--- WHAT YOU HAVE TO DO ---
What follows is a listing; restate every line of it word for word.

--- WORKING DATA ---
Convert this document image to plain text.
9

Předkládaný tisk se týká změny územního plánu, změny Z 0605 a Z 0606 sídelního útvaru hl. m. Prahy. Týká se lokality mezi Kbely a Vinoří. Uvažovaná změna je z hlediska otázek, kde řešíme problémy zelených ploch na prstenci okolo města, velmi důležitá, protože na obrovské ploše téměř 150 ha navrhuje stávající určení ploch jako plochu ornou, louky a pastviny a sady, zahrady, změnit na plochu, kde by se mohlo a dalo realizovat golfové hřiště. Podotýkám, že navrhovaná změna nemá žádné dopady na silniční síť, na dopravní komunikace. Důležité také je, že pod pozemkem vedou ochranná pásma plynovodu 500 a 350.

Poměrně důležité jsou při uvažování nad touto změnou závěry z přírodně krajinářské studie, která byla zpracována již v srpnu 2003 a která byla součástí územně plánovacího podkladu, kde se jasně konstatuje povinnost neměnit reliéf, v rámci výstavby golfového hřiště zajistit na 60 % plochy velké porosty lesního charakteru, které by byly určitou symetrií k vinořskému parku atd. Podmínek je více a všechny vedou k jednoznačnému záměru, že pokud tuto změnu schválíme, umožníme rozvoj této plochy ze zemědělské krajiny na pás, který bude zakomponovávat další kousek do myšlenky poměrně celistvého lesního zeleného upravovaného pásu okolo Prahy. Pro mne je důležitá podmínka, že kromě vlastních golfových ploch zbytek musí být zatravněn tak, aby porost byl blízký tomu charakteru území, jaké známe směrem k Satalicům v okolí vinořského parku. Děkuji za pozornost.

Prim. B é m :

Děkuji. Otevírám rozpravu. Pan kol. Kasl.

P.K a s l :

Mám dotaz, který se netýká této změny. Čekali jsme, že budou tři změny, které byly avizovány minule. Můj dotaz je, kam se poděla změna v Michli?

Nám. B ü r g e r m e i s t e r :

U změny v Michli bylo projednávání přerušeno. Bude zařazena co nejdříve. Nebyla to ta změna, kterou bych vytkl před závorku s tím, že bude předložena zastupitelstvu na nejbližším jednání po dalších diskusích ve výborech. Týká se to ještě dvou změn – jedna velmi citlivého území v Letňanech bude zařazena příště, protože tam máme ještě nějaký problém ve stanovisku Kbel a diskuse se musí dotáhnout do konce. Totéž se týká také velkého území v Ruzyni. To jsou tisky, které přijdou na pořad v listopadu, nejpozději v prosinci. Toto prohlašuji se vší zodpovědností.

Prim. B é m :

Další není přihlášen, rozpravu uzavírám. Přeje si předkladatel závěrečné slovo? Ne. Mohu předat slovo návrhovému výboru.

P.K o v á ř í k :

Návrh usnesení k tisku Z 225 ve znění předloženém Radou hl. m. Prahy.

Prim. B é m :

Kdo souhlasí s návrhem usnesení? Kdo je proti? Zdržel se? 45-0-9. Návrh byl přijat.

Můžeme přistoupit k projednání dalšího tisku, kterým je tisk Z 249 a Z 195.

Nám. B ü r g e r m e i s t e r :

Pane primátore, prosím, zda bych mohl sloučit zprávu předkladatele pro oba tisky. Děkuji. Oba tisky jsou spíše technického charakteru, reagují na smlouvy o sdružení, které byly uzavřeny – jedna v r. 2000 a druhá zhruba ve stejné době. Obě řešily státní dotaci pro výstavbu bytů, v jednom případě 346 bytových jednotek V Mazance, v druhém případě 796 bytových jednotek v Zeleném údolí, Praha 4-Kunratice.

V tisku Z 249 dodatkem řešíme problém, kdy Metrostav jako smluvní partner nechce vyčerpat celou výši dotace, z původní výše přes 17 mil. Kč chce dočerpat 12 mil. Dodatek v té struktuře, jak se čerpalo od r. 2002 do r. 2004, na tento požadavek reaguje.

--- TASK SOLUTION ---
Convert this document image to plain text.
9

Předkládaný tisk se týká změny územního plánu, změny Z 0605 a Z 0606 sídelního útvaru hl. m. Prahy. Týká se lokality mezi Kbely a Vinoří. Uvažovaná změna je z hlediska otázek, kde řešíme problémy zelených ploch na prstenci okolo města, velmi důležitá, protože na obrovské ploše téměř 150 ha navrhuje stávající určení ploch jako plochu ornou, louky a pastviny a sady, zahrady, změnit na plochu, kde by se mohlo a dalo realizovat golfové hřiště. Podotýkám, že navrhovaná změna nemá žádné dopady na silniční síť, na dopravní komunikace. Důležité také je, že pod pozemkem vedou ochranná pásma plynovodu 500 a 350.

Poměrně důležité jsou při uvažování nad touto změnou závěry z přírodně krajinářské studie, která byla zpracována již v srpnu 2003 a která byla součástí územně plánovacího podkladu, kde se jasně konstatuje povinnost neměnit reliéf, v rámci výstavby golfového hřiště zajistit na 60 % plochy velké porosty lesního charakteru, které by byly určitou symetrií k vinořskému parku atd. Podmínek je více a všechny vedou k jednoznačnému záměru, že pokud tuto změnu schválíme, umožníme rozvoj této plochy ze zemědělské krajiny na pás, který bude zakomponovávat další kousek do myšlenky poměrně celistvého lesního zeleného upravovaného pásu okolo Prahy. Pro mne je důležitá podmínka, že kromě vlastních golfových ploch zbytek musí být zatravněn tak, aby porost byl blízký tomu charakteru území, jaké známe směrem k Satalicům v okolí vinořského parku. Děkuji za pozornost.

Prim. B é m :

Děkuji. Otevírám rozpravu. Pan kol. Kasl.

P.K a s l :

Mám dotaz, který se netýká této změny. Čekali jsme, že budou tři změny, které byly avizovány minule. Můj dotaz je, kam se poděla změna v Michli?

Nám. B ü r g e r m e i s t e r :

U změny v Michli bylo projednávání přerušeno. Bude zařazena co nejdříve. Nebyla to ta změna, kterou bych vytkl před závorku s tím, že bude předložena zastupitelstvu na nejbližším jednání po dalších diskusích ve výborech. Týká se to ještě dvou změn – jedna velmi citlivého území v Letňanech bude zařazena příště, protože tam máme ještě nějaký problém ve stanovisku Kbel a diskuse se musí dotáhnout do konce. Totéž se týká také velkého území v Ruzyni. To jsou tisky, které přijdou na pořad v listopadu, nejpozději v prosinci. Toto prohlašuji se vší zodpovědností.

Prim. B é m :

Další není přihlášen, rozpravu uzavírám. Přeje si předkladatel závěrečné slovo? Ne. Mohu předat slovo návrhovému výboru.

P.K o v á ř í k :

Návrh usnesení k tisku Z 225 ve znění předloženém Radou hl. m. Prahy.

Prim. B é m :

Kdo souhlasí s návrhem usnesení? Kdo je proti? Zdržel se? 45-0-9. Návrh byl přijat.

Můžeme přistoupit k projednání dalšího tisku, kterým je tisk Z 249 a Z 195.

Nám. B ü r g e r m e i s t e r :

Pane primátore, prosím, zda bych mohl sloučit zprávu předkladatele pro oba tisky. Děkuji. Oba tisky jsou spíše technického charakteru, reagují na smlouvy o sdružení, které byly uzavřeny – jedna v r. 2000 a druhá zhruba ve stejné době. Obě řešily státní dotaci pro výstavbu bytů, v jednom případě 346 bytových jednotek V Mazance, v druhém případě 796 bytových jednotek v Zeleném údolí, Praha 4-Kunratice.

V tisku Z 249 dodatkem řešíme problém, kdy Metrostav jako smluvní partner nechce vyčerpat celou výši dotace, z původní výše přes 17 mil. Kč chce dočerpat 12 mil. Dodatek v té struktuře, jak se čerpalo od r. 2002 do r. 2004, na tento požadavek reaguje.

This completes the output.